Figure content listings
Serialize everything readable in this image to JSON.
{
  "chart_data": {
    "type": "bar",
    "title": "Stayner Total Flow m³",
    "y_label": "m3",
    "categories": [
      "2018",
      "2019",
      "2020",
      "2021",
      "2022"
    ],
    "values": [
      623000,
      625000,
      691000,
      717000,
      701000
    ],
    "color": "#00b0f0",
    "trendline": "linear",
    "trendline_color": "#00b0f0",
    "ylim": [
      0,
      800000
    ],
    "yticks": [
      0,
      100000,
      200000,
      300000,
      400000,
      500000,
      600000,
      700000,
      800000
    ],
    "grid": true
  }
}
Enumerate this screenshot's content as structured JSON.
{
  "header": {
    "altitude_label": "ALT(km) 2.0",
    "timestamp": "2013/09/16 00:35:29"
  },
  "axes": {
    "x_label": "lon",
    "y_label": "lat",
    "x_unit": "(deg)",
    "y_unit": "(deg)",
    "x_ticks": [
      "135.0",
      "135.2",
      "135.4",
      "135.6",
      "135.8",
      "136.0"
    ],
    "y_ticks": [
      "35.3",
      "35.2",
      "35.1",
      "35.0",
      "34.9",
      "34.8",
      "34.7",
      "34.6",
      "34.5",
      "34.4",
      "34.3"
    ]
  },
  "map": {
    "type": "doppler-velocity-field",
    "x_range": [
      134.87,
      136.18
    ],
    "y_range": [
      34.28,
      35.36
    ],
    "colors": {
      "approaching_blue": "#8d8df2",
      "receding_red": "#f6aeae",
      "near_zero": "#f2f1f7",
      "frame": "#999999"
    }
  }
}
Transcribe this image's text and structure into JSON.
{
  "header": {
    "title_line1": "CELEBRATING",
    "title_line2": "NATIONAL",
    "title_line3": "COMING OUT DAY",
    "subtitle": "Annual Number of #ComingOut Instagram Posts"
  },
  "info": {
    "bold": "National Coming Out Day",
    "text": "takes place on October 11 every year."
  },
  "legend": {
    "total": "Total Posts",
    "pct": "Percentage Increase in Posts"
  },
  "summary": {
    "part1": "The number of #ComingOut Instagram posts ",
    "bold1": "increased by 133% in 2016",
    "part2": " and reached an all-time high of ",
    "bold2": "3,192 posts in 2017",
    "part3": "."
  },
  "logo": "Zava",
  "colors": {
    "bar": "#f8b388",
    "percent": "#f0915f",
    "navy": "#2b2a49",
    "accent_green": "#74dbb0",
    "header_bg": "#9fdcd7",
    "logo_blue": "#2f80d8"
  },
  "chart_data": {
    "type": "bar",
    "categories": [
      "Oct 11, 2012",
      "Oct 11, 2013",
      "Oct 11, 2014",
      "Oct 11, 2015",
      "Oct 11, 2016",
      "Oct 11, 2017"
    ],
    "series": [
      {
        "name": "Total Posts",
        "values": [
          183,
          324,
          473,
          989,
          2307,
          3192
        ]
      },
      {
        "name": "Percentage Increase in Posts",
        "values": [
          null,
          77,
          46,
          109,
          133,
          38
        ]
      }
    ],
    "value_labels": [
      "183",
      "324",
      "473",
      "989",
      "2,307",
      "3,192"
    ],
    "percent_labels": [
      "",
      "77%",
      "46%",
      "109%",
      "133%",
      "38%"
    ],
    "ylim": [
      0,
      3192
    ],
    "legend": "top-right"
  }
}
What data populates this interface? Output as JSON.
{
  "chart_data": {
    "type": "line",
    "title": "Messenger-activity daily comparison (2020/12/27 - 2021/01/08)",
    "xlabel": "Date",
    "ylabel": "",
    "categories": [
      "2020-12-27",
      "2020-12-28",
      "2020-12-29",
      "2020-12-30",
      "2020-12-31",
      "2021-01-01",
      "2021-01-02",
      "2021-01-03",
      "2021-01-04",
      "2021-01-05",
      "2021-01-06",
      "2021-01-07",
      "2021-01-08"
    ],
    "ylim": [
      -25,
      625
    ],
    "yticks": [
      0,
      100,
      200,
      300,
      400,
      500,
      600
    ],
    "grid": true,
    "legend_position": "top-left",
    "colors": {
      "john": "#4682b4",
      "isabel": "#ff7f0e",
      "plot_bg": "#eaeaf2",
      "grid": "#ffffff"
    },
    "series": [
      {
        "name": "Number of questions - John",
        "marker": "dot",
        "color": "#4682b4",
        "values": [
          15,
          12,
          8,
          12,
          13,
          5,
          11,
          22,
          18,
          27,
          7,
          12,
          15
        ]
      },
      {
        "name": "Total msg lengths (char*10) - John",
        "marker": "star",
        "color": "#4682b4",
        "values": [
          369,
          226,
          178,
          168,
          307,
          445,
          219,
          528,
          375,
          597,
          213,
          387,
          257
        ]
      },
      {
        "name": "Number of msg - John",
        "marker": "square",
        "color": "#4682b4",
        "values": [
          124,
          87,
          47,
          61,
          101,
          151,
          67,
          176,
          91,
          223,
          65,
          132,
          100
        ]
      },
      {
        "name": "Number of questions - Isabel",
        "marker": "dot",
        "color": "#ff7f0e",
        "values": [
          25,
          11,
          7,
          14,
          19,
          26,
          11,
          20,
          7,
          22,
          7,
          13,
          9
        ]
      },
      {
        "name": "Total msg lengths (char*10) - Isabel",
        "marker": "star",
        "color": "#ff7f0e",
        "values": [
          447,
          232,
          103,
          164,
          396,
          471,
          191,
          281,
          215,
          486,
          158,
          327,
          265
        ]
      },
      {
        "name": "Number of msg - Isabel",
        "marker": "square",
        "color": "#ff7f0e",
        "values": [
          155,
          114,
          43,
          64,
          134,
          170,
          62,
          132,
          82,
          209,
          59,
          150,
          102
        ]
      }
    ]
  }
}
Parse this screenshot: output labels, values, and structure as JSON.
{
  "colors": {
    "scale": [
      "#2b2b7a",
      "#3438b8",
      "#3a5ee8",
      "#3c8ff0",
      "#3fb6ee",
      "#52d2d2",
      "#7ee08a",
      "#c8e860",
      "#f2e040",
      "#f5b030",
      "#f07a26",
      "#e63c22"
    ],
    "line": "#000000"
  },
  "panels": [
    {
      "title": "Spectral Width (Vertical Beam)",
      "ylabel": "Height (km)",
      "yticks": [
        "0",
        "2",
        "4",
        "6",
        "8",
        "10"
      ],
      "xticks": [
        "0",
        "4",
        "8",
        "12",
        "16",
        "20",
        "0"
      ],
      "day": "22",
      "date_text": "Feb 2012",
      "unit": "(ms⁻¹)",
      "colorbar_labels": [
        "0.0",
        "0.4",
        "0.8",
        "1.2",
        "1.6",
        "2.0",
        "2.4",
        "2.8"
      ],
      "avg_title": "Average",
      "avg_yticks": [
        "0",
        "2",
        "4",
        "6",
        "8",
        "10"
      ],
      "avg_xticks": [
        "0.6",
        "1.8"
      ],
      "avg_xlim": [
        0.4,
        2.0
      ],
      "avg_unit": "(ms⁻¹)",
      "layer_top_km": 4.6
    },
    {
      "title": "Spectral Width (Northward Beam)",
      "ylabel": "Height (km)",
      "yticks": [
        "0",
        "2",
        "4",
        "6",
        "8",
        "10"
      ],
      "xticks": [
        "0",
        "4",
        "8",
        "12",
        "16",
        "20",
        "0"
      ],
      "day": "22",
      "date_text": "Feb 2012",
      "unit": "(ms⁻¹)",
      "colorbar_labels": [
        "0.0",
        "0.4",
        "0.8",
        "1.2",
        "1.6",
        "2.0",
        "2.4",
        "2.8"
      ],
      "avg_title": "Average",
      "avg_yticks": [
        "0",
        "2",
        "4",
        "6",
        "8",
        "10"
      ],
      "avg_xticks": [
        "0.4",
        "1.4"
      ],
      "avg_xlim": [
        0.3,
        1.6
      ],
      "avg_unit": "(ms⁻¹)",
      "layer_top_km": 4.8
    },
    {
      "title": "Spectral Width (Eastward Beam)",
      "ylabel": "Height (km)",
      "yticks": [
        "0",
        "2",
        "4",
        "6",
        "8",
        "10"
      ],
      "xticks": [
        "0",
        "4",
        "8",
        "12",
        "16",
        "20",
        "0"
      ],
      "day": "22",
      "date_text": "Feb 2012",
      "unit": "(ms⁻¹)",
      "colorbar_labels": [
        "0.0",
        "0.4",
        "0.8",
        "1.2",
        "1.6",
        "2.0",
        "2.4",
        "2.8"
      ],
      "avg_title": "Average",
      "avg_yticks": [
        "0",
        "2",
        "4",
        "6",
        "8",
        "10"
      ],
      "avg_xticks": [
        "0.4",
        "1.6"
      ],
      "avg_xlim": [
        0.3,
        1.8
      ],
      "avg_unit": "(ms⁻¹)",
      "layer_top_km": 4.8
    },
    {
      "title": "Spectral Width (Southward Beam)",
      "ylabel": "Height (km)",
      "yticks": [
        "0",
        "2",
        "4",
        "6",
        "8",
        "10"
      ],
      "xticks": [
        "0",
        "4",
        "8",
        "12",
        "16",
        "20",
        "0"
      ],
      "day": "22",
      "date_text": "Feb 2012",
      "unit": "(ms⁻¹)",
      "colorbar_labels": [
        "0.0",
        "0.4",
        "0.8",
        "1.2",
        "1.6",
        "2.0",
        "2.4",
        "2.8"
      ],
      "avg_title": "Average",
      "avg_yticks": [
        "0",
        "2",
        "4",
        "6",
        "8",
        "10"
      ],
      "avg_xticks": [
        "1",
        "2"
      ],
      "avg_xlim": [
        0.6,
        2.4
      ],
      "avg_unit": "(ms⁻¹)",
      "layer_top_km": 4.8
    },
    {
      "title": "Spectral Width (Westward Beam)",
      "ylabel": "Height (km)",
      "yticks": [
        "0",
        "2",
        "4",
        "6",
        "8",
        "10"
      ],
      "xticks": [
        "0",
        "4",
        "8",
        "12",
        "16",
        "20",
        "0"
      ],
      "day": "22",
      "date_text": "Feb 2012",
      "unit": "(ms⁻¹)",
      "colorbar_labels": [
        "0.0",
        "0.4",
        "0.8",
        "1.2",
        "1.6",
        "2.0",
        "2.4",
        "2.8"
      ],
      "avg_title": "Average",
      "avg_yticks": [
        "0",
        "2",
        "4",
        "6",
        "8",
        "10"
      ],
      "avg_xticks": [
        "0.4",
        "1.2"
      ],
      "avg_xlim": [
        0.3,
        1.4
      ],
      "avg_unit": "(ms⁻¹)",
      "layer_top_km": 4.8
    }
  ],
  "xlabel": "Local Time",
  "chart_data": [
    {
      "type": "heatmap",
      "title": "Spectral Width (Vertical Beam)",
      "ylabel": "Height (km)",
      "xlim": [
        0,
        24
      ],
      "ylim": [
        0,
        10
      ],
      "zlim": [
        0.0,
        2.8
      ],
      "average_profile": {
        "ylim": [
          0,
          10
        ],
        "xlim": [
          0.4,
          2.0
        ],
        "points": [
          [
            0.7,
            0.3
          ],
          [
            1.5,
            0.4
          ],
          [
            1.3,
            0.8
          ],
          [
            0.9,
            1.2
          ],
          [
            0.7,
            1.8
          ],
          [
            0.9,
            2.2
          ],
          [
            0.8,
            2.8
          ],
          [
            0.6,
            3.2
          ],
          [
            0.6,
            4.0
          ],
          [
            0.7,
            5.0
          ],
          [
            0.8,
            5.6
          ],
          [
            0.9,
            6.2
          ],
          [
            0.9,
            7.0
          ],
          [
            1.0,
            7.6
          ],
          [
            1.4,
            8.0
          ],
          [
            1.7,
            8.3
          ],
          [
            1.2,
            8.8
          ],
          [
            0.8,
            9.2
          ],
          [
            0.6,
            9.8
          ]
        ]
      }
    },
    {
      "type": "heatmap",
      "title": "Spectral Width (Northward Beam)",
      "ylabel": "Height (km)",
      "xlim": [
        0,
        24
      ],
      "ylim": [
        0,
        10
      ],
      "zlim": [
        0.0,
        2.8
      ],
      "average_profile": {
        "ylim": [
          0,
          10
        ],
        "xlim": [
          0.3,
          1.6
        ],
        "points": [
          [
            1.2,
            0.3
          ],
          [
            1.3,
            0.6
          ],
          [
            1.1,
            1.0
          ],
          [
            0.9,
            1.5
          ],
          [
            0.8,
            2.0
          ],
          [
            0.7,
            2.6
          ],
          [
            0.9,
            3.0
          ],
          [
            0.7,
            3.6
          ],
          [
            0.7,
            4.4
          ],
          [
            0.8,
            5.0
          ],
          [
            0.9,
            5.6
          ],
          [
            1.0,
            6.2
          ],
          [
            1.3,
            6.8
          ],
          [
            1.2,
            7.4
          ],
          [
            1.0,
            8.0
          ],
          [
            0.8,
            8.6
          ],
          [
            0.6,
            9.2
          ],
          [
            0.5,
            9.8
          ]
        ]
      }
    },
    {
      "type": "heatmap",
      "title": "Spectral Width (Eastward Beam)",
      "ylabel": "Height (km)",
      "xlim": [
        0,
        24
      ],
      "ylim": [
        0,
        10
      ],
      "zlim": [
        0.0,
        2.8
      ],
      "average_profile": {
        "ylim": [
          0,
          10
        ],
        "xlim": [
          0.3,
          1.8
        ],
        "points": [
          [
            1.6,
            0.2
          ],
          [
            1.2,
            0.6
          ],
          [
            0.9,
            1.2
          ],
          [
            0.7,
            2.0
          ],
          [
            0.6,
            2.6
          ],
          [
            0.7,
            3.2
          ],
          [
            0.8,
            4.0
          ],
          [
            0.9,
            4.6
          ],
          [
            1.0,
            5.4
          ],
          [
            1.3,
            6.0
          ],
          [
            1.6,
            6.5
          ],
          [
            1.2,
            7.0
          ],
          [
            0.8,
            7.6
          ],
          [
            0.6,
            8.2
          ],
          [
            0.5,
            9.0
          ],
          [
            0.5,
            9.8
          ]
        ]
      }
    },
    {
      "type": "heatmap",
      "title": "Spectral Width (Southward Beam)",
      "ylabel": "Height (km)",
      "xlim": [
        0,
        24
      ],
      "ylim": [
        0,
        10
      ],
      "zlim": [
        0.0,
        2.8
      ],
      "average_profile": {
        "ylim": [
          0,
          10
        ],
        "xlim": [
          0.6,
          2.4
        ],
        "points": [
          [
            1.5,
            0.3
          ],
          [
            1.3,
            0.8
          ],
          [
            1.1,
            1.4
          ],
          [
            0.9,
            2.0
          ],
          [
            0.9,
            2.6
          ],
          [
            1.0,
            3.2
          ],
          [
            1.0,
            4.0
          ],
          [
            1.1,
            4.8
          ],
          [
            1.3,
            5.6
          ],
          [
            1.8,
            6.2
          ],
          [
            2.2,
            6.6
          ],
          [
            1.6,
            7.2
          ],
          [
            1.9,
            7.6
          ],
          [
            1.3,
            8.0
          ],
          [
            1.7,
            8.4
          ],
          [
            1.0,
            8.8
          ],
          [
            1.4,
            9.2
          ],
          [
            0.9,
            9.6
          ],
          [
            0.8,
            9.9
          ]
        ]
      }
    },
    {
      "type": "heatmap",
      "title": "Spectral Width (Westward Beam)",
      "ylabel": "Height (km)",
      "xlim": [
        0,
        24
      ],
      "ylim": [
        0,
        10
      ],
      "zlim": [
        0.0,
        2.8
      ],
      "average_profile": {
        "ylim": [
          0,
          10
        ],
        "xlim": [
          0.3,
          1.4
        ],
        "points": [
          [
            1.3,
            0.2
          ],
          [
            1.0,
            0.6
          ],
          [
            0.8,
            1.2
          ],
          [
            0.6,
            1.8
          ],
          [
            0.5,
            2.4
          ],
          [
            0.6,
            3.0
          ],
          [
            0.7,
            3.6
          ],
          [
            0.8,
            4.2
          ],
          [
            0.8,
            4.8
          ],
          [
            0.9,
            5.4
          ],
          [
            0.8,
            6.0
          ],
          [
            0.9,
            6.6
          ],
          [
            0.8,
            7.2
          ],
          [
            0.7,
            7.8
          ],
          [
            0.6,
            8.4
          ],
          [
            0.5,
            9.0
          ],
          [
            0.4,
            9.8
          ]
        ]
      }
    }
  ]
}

▸ What you have to do:
In the listing, how many lines hold "questions"? Answer with a bare number.

▸ Answer to this task:
2